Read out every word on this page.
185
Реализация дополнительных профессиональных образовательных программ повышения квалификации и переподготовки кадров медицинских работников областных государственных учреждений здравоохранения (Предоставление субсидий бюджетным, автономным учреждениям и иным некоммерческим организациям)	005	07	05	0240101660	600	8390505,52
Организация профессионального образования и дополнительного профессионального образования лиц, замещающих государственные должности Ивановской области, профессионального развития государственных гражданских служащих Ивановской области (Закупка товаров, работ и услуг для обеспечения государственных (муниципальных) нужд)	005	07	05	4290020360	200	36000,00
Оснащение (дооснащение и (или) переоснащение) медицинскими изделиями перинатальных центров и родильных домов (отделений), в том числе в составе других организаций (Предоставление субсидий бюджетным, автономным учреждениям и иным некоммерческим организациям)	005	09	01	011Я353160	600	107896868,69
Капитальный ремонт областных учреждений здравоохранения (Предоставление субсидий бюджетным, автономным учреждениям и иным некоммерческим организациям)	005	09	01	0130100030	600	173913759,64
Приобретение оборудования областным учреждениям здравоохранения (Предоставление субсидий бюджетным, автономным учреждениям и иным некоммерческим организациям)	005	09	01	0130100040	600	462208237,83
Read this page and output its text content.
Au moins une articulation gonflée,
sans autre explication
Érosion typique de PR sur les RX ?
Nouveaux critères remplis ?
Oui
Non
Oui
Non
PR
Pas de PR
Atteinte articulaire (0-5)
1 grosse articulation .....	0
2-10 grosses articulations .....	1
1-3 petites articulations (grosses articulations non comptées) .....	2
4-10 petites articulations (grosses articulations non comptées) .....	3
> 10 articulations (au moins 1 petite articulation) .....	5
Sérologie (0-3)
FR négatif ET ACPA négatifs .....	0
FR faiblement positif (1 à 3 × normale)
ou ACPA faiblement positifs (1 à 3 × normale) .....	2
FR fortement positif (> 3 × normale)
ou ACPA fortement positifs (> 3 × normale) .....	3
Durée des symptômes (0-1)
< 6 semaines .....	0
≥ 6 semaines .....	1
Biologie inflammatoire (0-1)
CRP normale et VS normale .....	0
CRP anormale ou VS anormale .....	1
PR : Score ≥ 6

- [What to work on]: Return, word for word, each line from the line that contains "Read this page and output its text content." to the end of the listing above; include both end lines and nothing else.

- [Worked solution]:
Read this page and output its text content.
Au moins une articulation gonflée,
sans autre explication
Érosion typique de PR sur les RX ?
Nouveaux critères remplis ?
Oui
Non
Oui
Non
PR
Pas de PR
Atteinte articulaire (0-5)
1 grosse articulation .....	0
2-10 grosses articulations .....	1
1-3 petites articulations (grosses articulations non comptées) .....	2
4-10 petites articulations (grosses articulations non comptées) .....	3
> 10 articulations (au moins 1 petite articulation) .....	5
Sérologie (0-3)
FR négatif ET ACPA négatifs .....	0
FR faiblement positif (1 à 3 × normale)
ou ACPA faiblement positifs (1 à 3 × normale) .....	2
FR fortement positif (> 3 × normale)
ou ACPA fortement positifs (> 3 × normale) .....	3
Durée des symptômes (0-1)
< 6 semaines .....	0
≥ 6 semaines .....	1
Biologie inflammatoire (0-1)
CRP normale et VS normale .....	0
CRP anormale ou VS anormale .....	1
PR : Score ≥ 6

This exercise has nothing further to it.